### DATA FOR PROCESSING
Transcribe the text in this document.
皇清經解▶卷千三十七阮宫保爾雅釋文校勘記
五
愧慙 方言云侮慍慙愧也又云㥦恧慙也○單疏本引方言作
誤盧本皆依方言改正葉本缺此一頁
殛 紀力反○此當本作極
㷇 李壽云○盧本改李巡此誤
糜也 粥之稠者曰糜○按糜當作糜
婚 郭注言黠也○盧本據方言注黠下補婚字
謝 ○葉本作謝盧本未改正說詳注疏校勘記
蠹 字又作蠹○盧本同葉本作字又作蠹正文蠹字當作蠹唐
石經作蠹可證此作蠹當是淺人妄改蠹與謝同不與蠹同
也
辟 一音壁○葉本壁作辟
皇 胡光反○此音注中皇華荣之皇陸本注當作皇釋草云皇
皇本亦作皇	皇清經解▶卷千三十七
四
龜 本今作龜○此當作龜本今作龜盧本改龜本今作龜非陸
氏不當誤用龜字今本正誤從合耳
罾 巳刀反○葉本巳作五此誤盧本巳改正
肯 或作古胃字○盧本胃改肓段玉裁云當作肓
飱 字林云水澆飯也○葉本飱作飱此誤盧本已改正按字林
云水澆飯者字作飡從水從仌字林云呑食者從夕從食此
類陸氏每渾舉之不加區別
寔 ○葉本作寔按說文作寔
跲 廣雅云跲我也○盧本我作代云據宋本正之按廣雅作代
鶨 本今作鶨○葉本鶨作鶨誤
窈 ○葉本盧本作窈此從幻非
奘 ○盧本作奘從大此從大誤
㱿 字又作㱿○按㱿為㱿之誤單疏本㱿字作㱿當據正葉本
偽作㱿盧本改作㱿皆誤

==

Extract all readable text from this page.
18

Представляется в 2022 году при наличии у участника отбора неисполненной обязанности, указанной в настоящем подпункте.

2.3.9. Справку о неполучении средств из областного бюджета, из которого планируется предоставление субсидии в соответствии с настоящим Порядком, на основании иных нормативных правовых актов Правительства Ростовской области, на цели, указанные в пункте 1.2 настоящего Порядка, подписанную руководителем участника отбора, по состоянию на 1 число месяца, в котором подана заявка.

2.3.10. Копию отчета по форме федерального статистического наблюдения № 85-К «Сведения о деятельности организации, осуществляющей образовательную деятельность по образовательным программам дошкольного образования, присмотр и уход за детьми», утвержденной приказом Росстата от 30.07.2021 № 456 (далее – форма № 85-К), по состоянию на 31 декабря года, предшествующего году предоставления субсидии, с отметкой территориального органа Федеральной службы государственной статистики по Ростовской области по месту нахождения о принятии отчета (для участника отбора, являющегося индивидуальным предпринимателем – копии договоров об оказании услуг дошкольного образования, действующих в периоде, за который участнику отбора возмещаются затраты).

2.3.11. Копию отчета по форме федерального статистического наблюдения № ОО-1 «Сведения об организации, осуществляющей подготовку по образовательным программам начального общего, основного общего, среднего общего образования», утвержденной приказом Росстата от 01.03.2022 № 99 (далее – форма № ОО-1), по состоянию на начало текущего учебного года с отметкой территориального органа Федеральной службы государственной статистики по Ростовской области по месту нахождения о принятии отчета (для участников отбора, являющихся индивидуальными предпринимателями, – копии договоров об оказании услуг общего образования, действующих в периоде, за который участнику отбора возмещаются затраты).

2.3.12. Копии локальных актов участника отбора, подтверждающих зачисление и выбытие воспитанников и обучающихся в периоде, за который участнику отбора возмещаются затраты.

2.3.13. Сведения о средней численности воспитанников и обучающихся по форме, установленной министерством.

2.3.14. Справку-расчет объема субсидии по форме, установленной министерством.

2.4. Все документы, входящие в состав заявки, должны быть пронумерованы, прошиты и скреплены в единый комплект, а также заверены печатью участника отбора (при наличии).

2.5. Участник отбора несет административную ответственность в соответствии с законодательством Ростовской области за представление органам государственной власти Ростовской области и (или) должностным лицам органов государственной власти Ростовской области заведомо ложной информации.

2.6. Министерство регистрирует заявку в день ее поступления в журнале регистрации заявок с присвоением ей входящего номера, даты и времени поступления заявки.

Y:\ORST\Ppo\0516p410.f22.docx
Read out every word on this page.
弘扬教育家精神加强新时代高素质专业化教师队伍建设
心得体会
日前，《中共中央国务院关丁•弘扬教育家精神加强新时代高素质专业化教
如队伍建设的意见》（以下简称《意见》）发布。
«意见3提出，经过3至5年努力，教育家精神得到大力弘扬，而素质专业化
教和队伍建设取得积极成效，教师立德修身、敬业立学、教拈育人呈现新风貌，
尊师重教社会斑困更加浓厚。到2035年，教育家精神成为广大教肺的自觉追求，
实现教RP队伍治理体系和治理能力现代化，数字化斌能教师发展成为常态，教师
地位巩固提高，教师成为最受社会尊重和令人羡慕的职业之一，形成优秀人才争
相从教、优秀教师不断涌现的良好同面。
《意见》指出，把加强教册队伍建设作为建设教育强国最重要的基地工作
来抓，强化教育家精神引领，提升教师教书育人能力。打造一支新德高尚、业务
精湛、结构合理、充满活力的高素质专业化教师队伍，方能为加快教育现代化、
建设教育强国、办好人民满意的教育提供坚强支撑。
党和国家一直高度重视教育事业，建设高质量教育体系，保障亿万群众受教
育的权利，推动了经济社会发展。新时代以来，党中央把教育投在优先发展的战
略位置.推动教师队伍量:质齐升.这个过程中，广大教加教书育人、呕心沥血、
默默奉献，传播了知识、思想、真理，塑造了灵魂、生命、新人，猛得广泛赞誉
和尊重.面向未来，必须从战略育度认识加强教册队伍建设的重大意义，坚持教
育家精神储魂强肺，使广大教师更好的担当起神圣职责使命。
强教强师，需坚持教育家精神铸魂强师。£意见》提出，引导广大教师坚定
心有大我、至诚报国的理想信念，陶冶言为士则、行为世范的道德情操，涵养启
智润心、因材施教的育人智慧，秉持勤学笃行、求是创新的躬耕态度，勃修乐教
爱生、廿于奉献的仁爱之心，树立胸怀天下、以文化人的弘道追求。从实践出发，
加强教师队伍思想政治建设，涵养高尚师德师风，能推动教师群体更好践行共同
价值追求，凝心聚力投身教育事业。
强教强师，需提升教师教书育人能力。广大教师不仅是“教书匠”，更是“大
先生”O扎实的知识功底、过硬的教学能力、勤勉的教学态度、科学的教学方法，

---

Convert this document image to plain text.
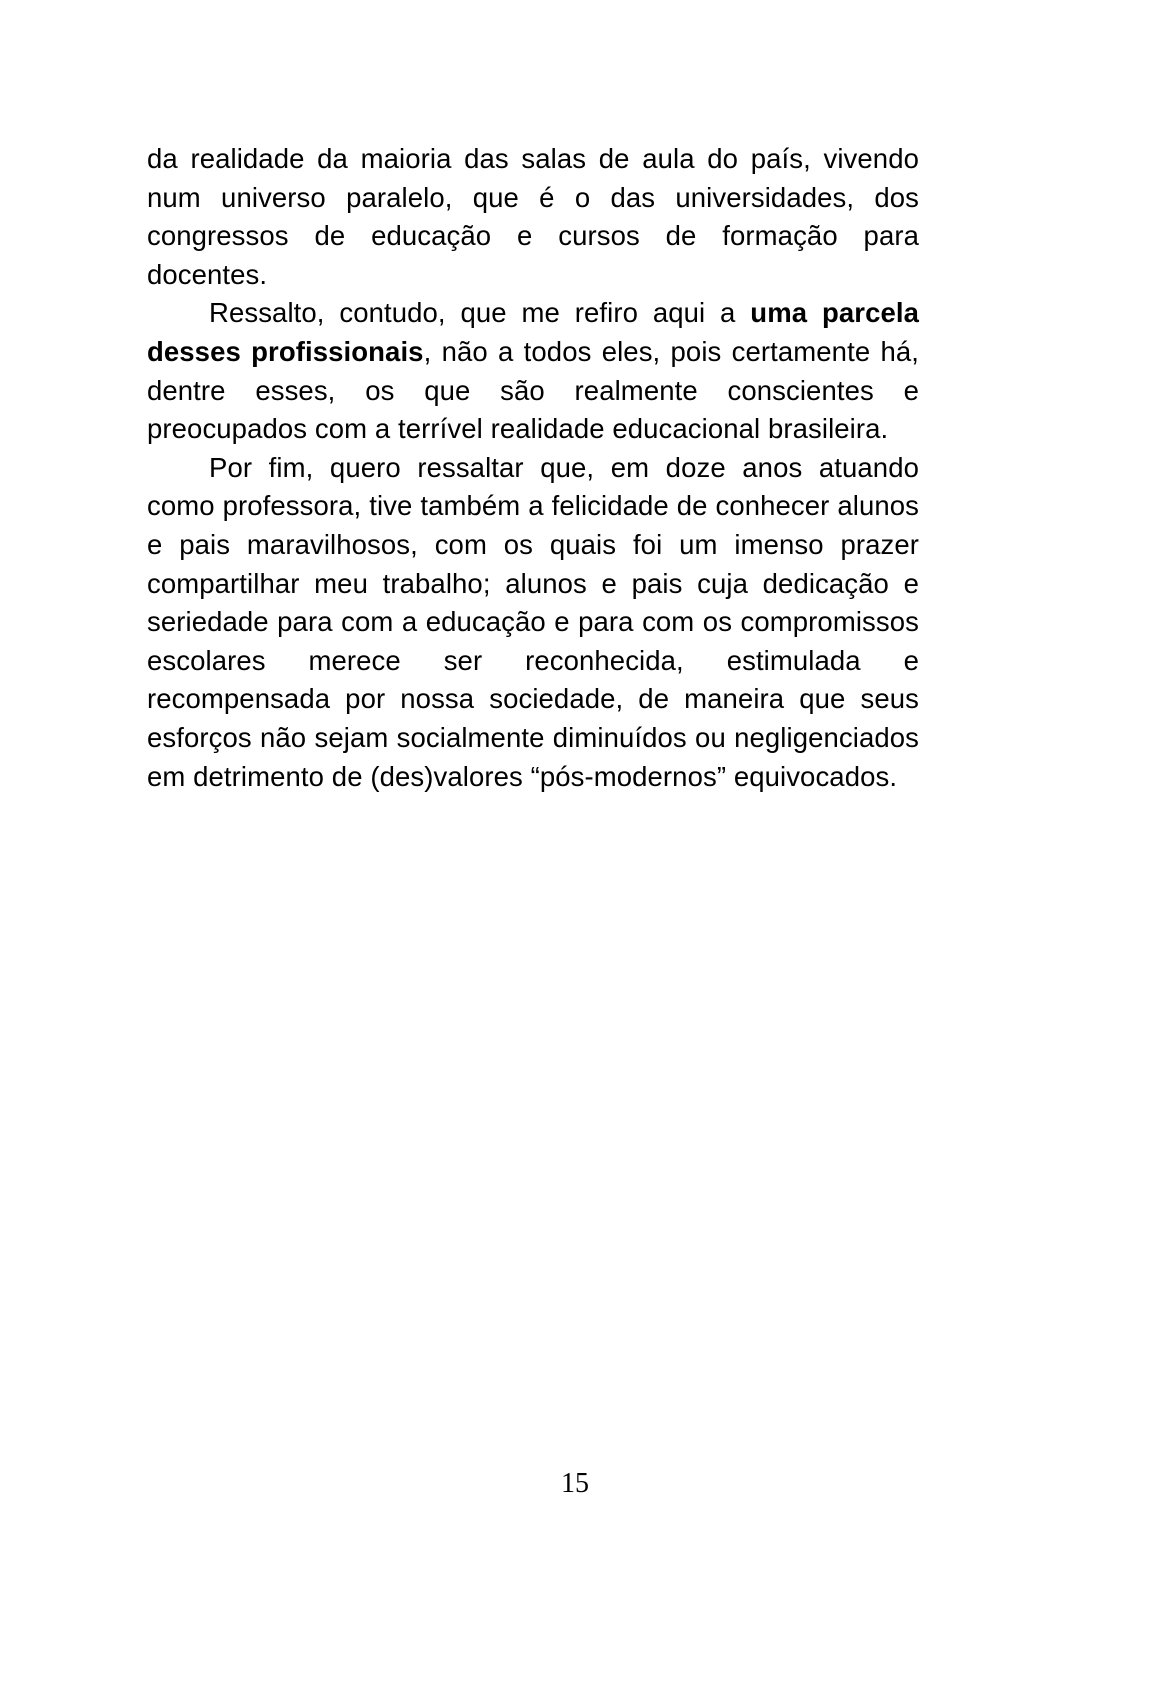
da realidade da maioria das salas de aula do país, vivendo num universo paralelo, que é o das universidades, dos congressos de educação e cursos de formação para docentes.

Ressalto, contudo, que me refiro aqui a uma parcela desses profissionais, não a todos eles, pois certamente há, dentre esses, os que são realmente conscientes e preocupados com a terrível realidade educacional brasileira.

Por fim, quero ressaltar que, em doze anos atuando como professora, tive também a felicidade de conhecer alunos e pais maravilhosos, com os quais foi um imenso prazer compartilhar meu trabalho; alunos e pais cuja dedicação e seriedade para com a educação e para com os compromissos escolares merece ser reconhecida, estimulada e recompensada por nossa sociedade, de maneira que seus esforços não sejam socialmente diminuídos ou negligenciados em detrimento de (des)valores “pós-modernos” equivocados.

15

### SET PROBLEM
Show every line from the listing above in which the string "realidade" appears.

### ANSWER
da realidade da maioria das salas de aula do país, vivendo num universo paralelo, que é o das universidades, dos congressos de educação e cursos de formação para docentes.
Ressalto, contudo, que me refiro aqui a uma parcela desses profissionais, não a todos eles, pois certamente há, dentre esses, os que são realmente conscientes e preocupados com a terrível realidade educacional brasileira.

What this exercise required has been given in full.